**Supplied records:**
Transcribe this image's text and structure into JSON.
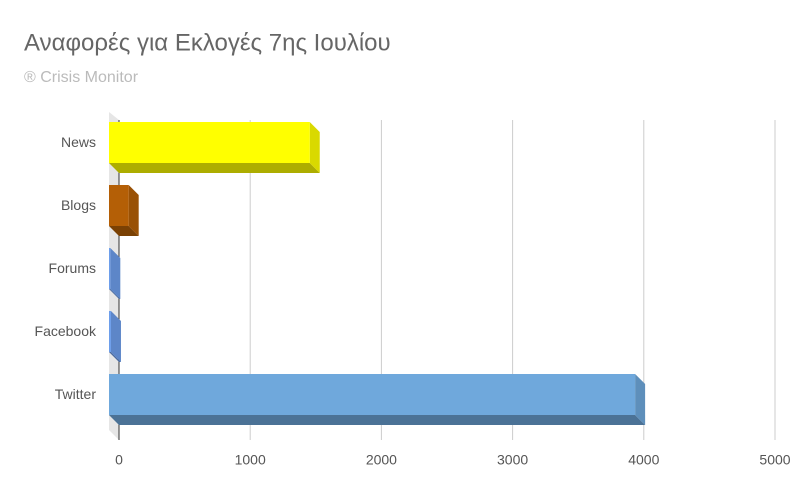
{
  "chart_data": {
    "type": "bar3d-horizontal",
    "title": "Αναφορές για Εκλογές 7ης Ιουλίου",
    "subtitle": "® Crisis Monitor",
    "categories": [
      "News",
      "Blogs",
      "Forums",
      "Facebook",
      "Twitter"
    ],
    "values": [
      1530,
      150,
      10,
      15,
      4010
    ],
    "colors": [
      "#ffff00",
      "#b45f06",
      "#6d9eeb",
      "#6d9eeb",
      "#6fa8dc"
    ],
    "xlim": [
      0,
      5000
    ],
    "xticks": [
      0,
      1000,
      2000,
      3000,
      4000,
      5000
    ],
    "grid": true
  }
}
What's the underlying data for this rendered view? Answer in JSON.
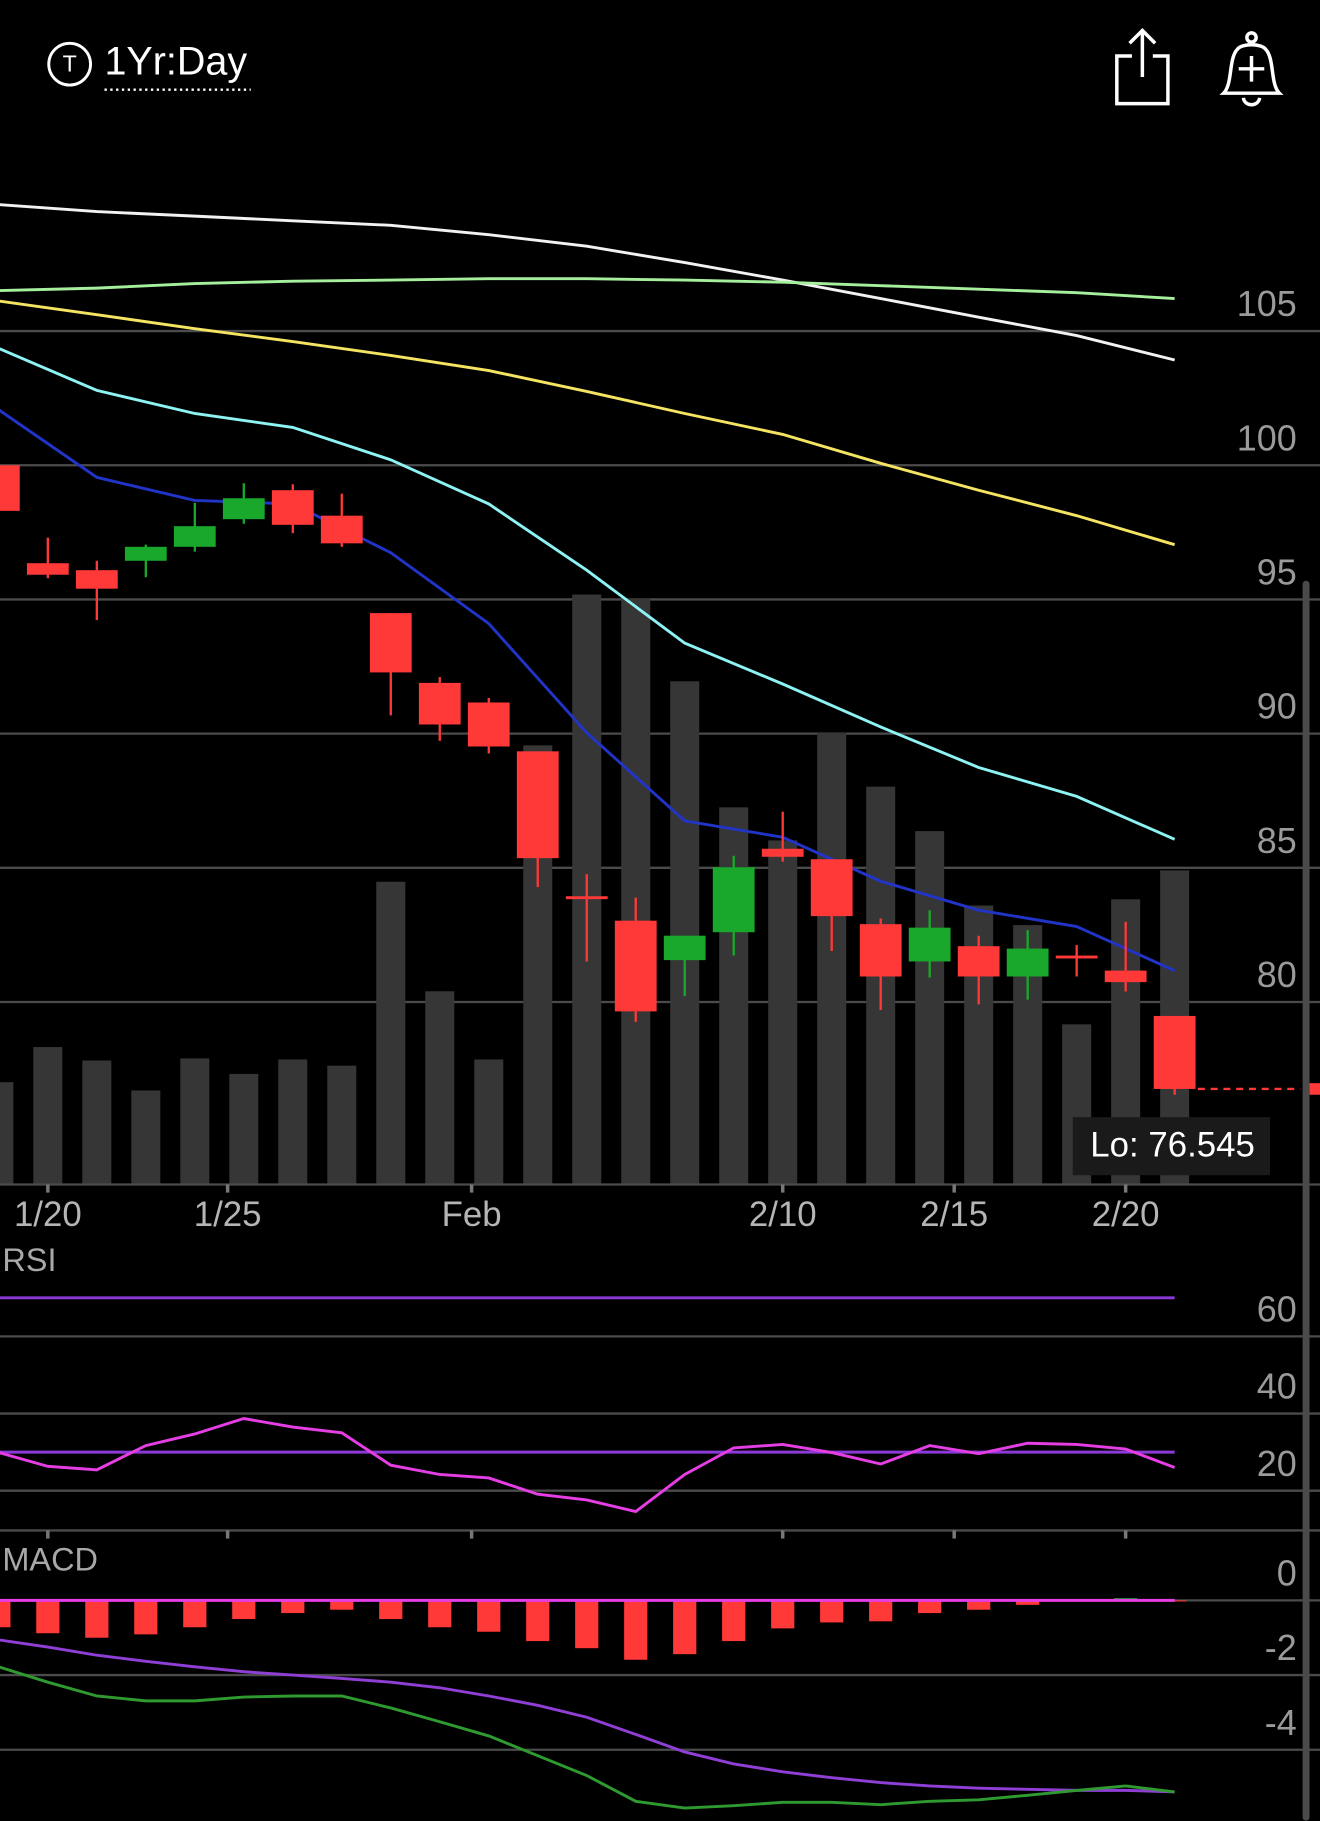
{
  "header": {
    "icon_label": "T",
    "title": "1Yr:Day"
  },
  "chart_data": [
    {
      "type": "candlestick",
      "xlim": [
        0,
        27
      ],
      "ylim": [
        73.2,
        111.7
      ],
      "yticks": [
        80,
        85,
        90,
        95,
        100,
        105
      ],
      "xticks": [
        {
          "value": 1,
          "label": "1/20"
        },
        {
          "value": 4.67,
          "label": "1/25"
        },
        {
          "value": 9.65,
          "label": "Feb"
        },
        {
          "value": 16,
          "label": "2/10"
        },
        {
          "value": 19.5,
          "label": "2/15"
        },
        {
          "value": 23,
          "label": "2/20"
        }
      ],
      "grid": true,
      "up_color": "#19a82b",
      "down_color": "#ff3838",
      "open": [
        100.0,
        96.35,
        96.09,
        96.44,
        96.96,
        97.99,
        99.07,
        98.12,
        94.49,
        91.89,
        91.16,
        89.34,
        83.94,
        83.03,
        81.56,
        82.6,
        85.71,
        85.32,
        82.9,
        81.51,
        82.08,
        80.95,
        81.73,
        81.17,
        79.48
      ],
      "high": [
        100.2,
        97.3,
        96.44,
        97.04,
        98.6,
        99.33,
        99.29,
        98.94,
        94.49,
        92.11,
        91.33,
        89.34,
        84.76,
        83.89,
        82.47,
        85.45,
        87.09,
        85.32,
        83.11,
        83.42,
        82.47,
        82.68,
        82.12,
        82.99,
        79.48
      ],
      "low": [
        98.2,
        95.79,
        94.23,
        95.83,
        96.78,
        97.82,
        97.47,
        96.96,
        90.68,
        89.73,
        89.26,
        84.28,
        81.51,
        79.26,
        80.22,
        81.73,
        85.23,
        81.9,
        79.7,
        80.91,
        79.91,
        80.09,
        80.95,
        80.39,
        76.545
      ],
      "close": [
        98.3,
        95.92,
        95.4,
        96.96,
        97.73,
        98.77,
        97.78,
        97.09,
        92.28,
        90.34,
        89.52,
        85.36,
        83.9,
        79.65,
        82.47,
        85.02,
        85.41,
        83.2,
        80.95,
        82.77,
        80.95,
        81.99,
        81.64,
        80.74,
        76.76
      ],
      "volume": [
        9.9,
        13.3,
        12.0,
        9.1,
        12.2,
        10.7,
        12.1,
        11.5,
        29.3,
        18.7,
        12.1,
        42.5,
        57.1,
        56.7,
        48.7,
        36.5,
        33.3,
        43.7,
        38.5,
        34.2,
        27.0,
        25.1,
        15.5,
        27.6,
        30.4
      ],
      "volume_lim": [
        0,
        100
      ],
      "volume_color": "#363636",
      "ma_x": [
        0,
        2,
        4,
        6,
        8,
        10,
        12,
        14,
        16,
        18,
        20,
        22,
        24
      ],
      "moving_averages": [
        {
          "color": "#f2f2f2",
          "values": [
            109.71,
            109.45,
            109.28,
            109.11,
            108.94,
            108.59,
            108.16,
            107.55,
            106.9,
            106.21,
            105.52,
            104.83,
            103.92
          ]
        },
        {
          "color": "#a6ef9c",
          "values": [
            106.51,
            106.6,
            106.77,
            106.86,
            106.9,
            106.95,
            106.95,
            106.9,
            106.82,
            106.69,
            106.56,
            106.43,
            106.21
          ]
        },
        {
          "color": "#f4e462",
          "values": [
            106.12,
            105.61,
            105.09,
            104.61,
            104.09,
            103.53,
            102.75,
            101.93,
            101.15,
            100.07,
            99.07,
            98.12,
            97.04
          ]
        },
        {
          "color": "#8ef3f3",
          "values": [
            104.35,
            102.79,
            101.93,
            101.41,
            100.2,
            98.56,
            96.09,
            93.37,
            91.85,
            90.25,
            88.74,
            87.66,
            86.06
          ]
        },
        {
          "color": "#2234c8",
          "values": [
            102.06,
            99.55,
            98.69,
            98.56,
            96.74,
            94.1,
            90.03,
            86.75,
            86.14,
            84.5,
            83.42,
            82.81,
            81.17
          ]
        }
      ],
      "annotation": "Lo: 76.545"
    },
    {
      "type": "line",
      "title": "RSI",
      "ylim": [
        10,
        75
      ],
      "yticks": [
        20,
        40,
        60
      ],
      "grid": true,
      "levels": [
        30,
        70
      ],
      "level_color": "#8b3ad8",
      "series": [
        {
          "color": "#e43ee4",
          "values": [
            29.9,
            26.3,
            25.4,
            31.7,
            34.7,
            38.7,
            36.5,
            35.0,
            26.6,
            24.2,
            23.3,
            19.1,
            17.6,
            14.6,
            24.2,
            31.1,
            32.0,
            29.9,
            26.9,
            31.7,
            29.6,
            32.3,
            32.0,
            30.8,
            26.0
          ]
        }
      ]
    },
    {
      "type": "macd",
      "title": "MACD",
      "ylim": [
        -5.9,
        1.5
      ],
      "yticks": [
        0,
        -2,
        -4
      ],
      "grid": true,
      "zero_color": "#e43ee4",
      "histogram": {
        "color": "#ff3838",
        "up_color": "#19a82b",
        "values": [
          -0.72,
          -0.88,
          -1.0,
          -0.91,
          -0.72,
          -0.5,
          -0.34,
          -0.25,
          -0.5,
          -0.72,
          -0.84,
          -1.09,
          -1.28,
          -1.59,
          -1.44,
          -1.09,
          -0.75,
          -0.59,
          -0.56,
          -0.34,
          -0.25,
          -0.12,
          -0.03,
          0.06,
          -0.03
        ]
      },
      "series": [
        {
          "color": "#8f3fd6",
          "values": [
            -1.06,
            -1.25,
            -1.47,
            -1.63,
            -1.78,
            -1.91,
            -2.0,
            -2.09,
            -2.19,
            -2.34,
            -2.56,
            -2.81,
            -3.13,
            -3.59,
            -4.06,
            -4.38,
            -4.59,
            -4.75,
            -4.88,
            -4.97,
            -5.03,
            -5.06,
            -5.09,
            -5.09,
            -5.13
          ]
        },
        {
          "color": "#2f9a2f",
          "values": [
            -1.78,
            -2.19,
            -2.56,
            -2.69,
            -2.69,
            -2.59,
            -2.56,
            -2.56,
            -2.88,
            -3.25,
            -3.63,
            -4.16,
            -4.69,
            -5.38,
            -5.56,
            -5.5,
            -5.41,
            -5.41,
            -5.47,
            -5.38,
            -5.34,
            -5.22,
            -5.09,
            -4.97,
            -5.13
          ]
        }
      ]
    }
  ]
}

**Exercise goal:** Copy every line above that holds the word "this".

**Output of the task:**
Transcribe this image's text and structure into JSON.
What's the underlying data for this rendered view? Answer in JSON.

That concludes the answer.